> _PROBLEM STATEMENT_:
Gather all lines from the material that contain the word "xlabel".

Stored dataset items:
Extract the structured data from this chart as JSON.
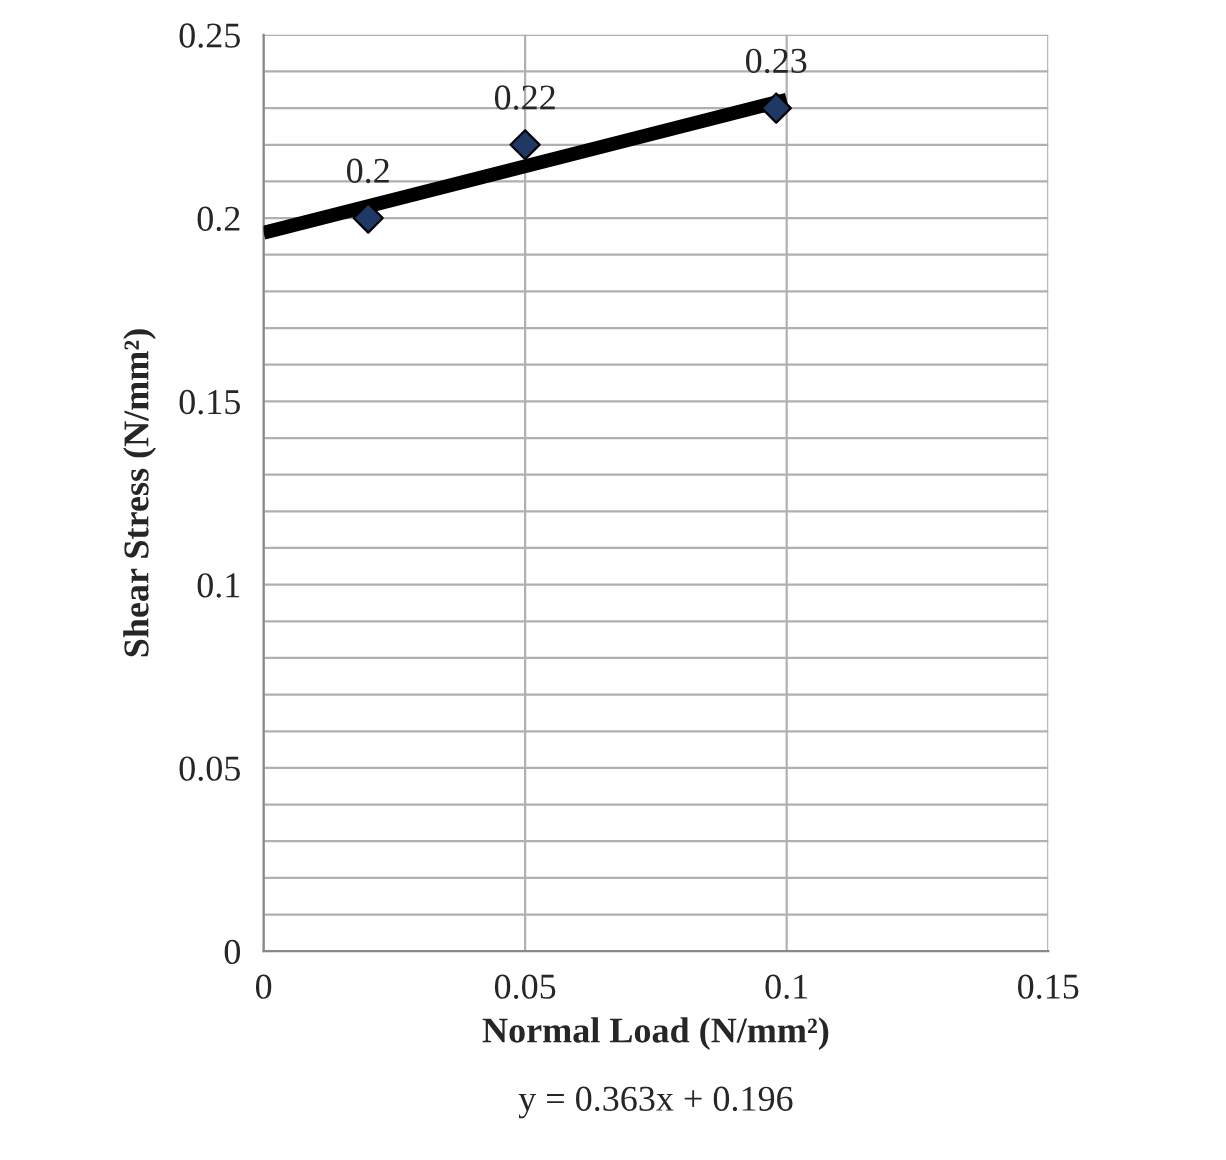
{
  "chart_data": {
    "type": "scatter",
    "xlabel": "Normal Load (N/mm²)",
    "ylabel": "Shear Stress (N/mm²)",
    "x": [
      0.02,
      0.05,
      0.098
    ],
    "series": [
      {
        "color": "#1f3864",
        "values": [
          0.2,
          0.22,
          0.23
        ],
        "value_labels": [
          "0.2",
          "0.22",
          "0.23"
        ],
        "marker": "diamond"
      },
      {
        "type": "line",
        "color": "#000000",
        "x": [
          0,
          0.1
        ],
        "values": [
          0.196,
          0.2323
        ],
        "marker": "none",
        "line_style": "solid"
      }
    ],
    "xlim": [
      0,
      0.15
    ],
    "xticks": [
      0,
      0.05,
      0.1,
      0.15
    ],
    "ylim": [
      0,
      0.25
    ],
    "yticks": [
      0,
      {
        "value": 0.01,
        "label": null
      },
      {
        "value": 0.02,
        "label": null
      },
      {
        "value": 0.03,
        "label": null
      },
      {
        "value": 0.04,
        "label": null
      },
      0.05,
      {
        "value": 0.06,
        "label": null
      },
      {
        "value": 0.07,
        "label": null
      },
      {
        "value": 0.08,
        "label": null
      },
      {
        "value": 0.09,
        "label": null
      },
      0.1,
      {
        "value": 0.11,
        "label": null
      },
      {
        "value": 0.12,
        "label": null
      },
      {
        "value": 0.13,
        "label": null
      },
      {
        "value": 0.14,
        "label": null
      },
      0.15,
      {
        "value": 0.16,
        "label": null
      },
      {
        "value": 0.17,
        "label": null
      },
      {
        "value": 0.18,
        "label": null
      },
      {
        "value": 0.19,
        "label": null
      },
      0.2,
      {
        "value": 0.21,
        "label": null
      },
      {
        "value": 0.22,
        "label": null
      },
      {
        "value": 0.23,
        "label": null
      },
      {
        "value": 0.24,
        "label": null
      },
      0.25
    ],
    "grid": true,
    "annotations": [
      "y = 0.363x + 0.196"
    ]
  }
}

...

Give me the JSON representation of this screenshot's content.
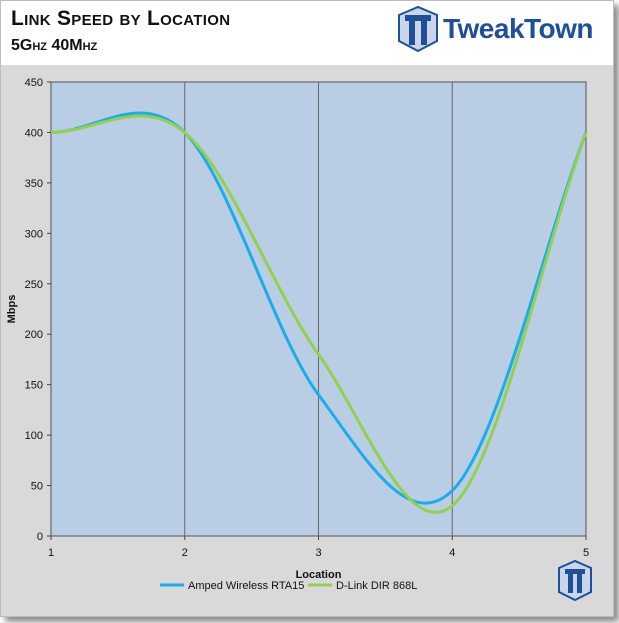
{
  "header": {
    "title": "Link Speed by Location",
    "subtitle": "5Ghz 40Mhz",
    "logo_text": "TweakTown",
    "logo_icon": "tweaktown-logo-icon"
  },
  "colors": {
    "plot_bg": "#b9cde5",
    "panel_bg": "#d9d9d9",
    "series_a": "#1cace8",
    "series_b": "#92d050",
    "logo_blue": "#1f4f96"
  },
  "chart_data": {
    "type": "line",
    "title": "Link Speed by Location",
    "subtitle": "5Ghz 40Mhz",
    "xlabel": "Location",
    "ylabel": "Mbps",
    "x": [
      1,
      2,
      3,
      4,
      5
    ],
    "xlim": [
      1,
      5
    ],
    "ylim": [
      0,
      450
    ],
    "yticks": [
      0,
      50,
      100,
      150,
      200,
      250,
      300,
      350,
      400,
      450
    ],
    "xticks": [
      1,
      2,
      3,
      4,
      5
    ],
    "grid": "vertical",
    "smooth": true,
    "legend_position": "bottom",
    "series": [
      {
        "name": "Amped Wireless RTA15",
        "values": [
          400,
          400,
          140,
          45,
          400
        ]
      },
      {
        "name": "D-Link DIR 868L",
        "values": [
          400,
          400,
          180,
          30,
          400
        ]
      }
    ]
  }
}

> _SOLVED EXERCISE_:
    "xlabel": "Normal Load (N/mm²)",
    "xlabel": "Location",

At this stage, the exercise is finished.